**Task brief**
Reproduce the entries exactly.

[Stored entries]
---

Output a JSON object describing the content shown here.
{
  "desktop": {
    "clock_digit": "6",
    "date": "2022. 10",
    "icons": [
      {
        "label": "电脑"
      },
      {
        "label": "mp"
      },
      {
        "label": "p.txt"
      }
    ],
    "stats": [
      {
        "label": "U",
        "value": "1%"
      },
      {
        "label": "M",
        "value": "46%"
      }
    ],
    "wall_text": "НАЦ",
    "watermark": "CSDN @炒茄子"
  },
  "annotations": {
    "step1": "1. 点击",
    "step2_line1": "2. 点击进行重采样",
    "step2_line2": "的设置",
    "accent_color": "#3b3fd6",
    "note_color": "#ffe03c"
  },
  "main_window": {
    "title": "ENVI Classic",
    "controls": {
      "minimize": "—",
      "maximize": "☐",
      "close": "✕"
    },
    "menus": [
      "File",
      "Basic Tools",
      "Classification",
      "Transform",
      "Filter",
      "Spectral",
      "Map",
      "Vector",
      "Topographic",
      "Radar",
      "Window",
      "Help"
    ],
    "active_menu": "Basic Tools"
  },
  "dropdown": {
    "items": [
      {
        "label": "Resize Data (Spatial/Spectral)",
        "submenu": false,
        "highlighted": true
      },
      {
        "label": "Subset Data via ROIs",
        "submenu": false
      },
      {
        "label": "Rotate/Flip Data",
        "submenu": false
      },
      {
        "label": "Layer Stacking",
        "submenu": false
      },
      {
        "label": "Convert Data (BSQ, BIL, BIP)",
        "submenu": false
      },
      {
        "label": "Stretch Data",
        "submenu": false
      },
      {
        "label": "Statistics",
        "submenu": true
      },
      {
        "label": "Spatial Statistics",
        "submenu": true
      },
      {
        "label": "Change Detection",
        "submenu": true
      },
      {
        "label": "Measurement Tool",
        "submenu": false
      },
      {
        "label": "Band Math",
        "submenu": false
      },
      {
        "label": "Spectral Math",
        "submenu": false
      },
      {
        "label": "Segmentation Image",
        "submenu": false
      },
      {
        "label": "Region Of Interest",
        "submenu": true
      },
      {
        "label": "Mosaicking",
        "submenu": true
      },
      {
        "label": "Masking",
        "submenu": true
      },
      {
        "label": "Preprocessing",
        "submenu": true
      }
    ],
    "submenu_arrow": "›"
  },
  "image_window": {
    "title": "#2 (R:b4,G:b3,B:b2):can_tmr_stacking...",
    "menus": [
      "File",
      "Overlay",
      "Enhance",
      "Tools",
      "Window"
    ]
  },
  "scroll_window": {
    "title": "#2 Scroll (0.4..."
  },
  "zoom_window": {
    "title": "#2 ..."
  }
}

---

**Task response**
Output a JSON object describing the content shown here.
{
  "desktop": {
    "clock_digit": "6",
    "date": "2022. 10",
    "icons": [
      {
        "label": "电脑"
      },
      {
        "label": "mp"
      },
      {
        "label": "p.txt"
      }
    ],
    "stats": [
      {
        "label": "U",
        "value": "1%"
      },
      {
        "label": "M",
        "value": "46%"
      }
    ],
    "wall_text": "НАЦ",
    "watermark": "CSDN @炒茄子"
  },
  "annotations": {
    "step1": "1. 点击",
    "step2_line1": "2. 点击进行重采样",
    "step2_line2": "的设置",
    "accent_color": "#3b3fd6",
    "note_color": "#ffe03c"
  },
  "main_window": {
    "title": "ENVI Classic",
    "controls": {
      "minimize": "—",
      "maximize": "☐",
      "close": "✕"
    },
    "menus": [
      "File",
      "Basic Tools",
      "Classification",
      "Transform",
      "Filter",
      "Spectral",
      "Map",
      "Vector",
      "Topographic",
      "Radar",
      "Window",
      "Help"
    ],
    "active_menu": "Basic Tools"
  },
  "dropdown": {
    "items": [
      {
        "label": "Resize Data (Spatial/Spectral)",
        "submenu": false,
        "highlighted": true
      },
      {
        "label": "Subset Data via ROIs",
        "submenu": false
      },
      {
        "label": "Rotate/Flip Data",
        "submenu": false
      },
      {
        "label": "Layer Stacking",
        "submenu": false
      },
      {
        "label": "Convert Data (BSQ, BIL, BIP)",
        "submenu": false
      },
      {
        "label": "Stretch Data",
        "submenu": false
      },
      {
        "label": "Statistics",
        "submenu": true
      },
      {
        "label": "Spatial Statistics",
        "submenu": true
      },
      {
        "label": "Change Detection",
        "submenu": true
      },
      {
        "label": "Measurement Tool",
        "submenu": false
      },
      {
        "label": "Band Math",
        "submenu": false
      },
      {
        "label": "Spectral Math",
        "submenu": false
      },
      {
        "label": "Segmentation Image",
        "submenu": false
      },
      {
        "label": "Region Of Interest",
        "submenu": true
      },
      {
        "label": "Mosaicking",
        "submenu": true
      },
      {
        "label": "Masking",
        "submenu": true
      },
      {
        "label": "Preprocessing",
        "submenu": true
      }
    ],
    "submenu_arrow": "›"
  },
  "image_window": {
    "title": "#2 (R:b4,G:b3,B:b2):can_tmr_stacking...",
    "menus": [
      "File",
      "Overlay",
      "Enhance",
      "Tools",
      "Window"
    ]
  },
  "scroll_window": {
    "title": "#2 Scroll (0.4..."
  },
  "zoom_window": {
    "title": "#2 ..."
  }
}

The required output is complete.